To do
Pictures do not belong in the copy; transcribe everything else in the records exactly.

Records provided
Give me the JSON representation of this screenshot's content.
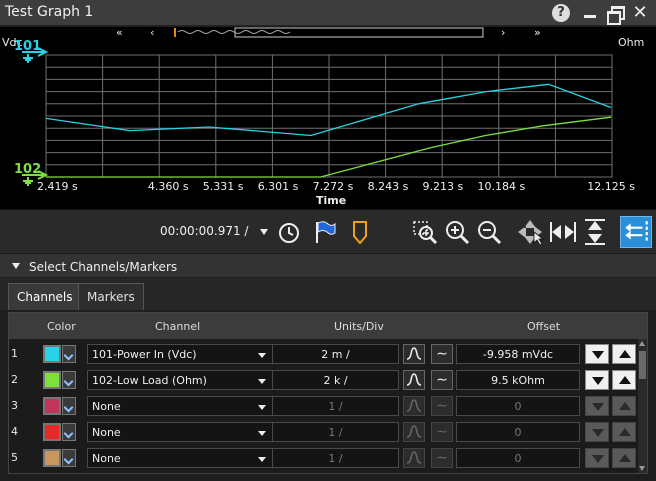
{
  "window": {
    "title": "Test Graph 1",
    "help": "?"
  },
  "graph": {
    "left_unit": "Vdc",
    "right_unit": "Ohm",
    "xlabel": "Time",
    "channel_markers": [
      {
        "id": "101",
        "color": "#27d3e6"
      },
      {
        "id": "102",
        "color": "#7ee03a"
      }
    ],
    "time_ticks": [
      "2.419 s",
      "4.360 s",
      "5.331 s",
      "6.301 s",
      "7.272 s",
      "8.243 s",
      "9.213 s",
      "10.184 s",
      "12.125 s"
    ]
  },
  "chart_data": {
    "type": "line",
    "xlabel": "Time",
    "x_ticks": [
      "2.419 s",
      "4.360 s",
      "5.331 s",
      "6.301 s",
      "7.272 s",
      "8.243 s",
      "9.213 s",
      "10.184 s",
      "12.125 s"
    ],
    "grid": true,
    "series": [
      {
        "name": "101-Power In (Vdc)",
        "color": "#27d3e6",
        "x": [
          2.419,
          3.9,
          5.3,
          7.1,
          9.0,
          10.2,
          11.3,
          12.4
        ],
        "y": [
          0.48,
          0.38,
          0.41,
          0.34,
          0.6,
          0.7,
          0.76,
          0.57
        ]
      },
      {
        "name": "102-Low Load (Ohm)",
        "color": "#7ee03a",
        "x": [
          2.419,
          4.36,
          6.301,
          7.272,
          8.243,
          9.213,
          10.184,
          11.2,
          12.4
        ],
        "y": [
          0.0,
          0.0,
          0.0,
          0.0,
          0.12,
          0.24,
          0.34,
          0.42,
          0.49
        ]
      }
    ]
  },
  "toolbar": {
    "time_readout": "00:00:00.971 /",
    "tools": [
      "clock-icon",
      "flag-icon",
      "marker-icon",
      "zoom-region-icon",
      "zoom-in-icon",
      "zoom-out-icon",
      "pan-icon",
      "fit-horizontal-icon",
      "fit-vertical-icon",
      "scroll-track-icon"
    ]
  },
  "select_panel": {
    "label": "Select Channels/Markers"
  },
  "tabs": [
    {
      "label": "Channels"
    },
    {
      "label": "Markers"
    }
  ],
  "table": {
    "headers": {
      "color": "Color",
      "channel": "Channel",
      "units": "Units/Div",
      "offset": "Offset"
    },
    "rows": [
      {
        "num": "1",
        "color": "#27d3e6",
        "channel": "101-Power In (Vdc)",
        "units": "2 m /",
        "offset": "-9.958 mVdc",
        "enabled": true
      },
      {
        "num": "2",
        "color": "#7ee03a",
        "channel": "102-Low Load (Ohm)",
        "units": "2 k /",
        "offset": "9.5 kOhm",
        "enabled": true
      },
      {
        "num": "3",
        "color": "#c0365a",
        "channel": "None",
        "units": "1 /",
        "offset": "0",
        "enabled": false
      },
      {
        "num": "4",
        "color": "#e62a2a",
        "channel": "None",
        "units": "1 /",
        "offset": "0",
        "enabled": false
      },
      {
        "num": "5",
        "color": "#c9965e",
        "channel": "None",
        "units": "1 /",
        "offset": "0",
        "enabled": false
      }
    ]
  }
}
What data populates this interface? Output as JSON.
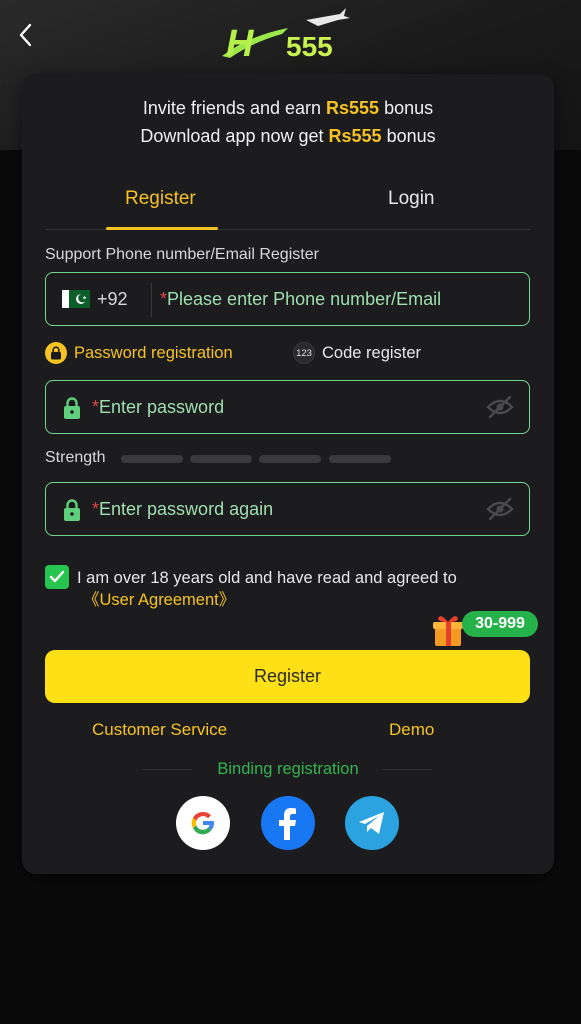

Written reply
Give me the JSON representation of this screenshot's content.
{
  "window": {
    "title": "Test Graph 1",
    "help": "?"
  },
  "graph": {
    "left_unit": "Vdc",
    "right_unit": "Ohm",
    "xlabel": "Time",
    "channel_markers": [
      {
        "id": "101",
        "color": "#27d3e6"
      },
      {
        "id": "102",
        "color": "#7ee03a"
      }
    ],
    "time_ticks": [
      "2.419 s",
      "4.360 s",
      "5.331 s",
      "6.301 s",
      "7.272 s",
      "8.243 s",
      "9.213 s",
      "10.184 s",
      "12.125 s"
    ]
  },
  "chart_data": {
    "type": "line",
    "xlabel": "Time",
    "x_ticks": [
      "2.419 s",
      "4.360 s",
      "5.331 s",
      "6.301 s",
      "7.272 s",
      "8.243 s",
      "9.213 s",
      "10.184 s",
      "12.125 s"
    ],
    "grid": true,
    "series": [
      {
        "name": "101-Power In (Vdc)",
        "color": "#27d3e6",
        "x": [
          2.419,
          3.9,
          5.3,
          7.1,
          9.0,
          10.2,
          11.3,
          12.4
        ],
        "y": [
          0.48,
          0.38,
          0.41,
          0.34,
          0.6,
          0.7,
          0.76,
          0.57
        ]
      },
      {
        "name": "102-Low Load (Ohm)",
        "color": "#7ee03a",
        "x": [
          2.419,
          4.36,
          6.301,
          7.272,
          8.243,
          9.213,
          10.184,
          11.2,
          12.4
        ],
        "y": [
          0.0,
          0.0,
          0.0,
          0.0,
          0.12,
          0.24,
          0.34,
          0.42,
          0.49
        ]
      }
    ]
  },
  "toolbar": {
    "time_readout": "00:00:00.971 /",
    "tools": [
      "clock-icon",
      "flag-icon",
      "marker-icon",
      "zoom-region-icon",
      "zoom-in-icon",
      "zoom-out-icon",
      "pan-icon",
      "fit-horizontal-icon",
      "fit-vertical-icon",
      "scroll-track-icon"
    ]
  },
  "select_panel": {
    "label": "Select Channels/Markers"
  },
  "tabs": [
    {
      "label": "Channels"
    },
    {
      "label": "Markers"
    }
  ],
  "table": {
    "headers": {
      "color": "Color",
      "channel": "Channel",
      "units": "Units/Div",
      "offset": "Offset"
    },
    "rows": [
      {
        "num": "1",
        "color": "#27d3e6",
        "channel": "101-Power In (Vdc)",
        "units": "2 m /",
        "offset": "-9.958 mVdc",
        "enabled": true
      },
      {
        "num": "2",
        "color": "#7ee03a",
        "channel": "102-Low Load (Ohm)",
        "units": "2 k /",
        "offset": "9.5 kOhm",
        "enabled": true
      },
      {
        "num": "3",
        "color": "#c0365a",
        "channel": "None",
        "units": "1 /",
        "offset": "0",
        "enabled": false
      },
      {
        "num": "4",
        "color": "#e62a2a",
        "channel": "None",
        "units": "1 /",
        "offset": "0",
        "enabled": false
      },
      {
        "num": "5",
        "color": "#c9965e",
        "channel": "None",
        "units": "1 /",
        "offset": "0",
        "enabled": false
      }
    ]
  }
}
What data populates this interface? Output as JSON.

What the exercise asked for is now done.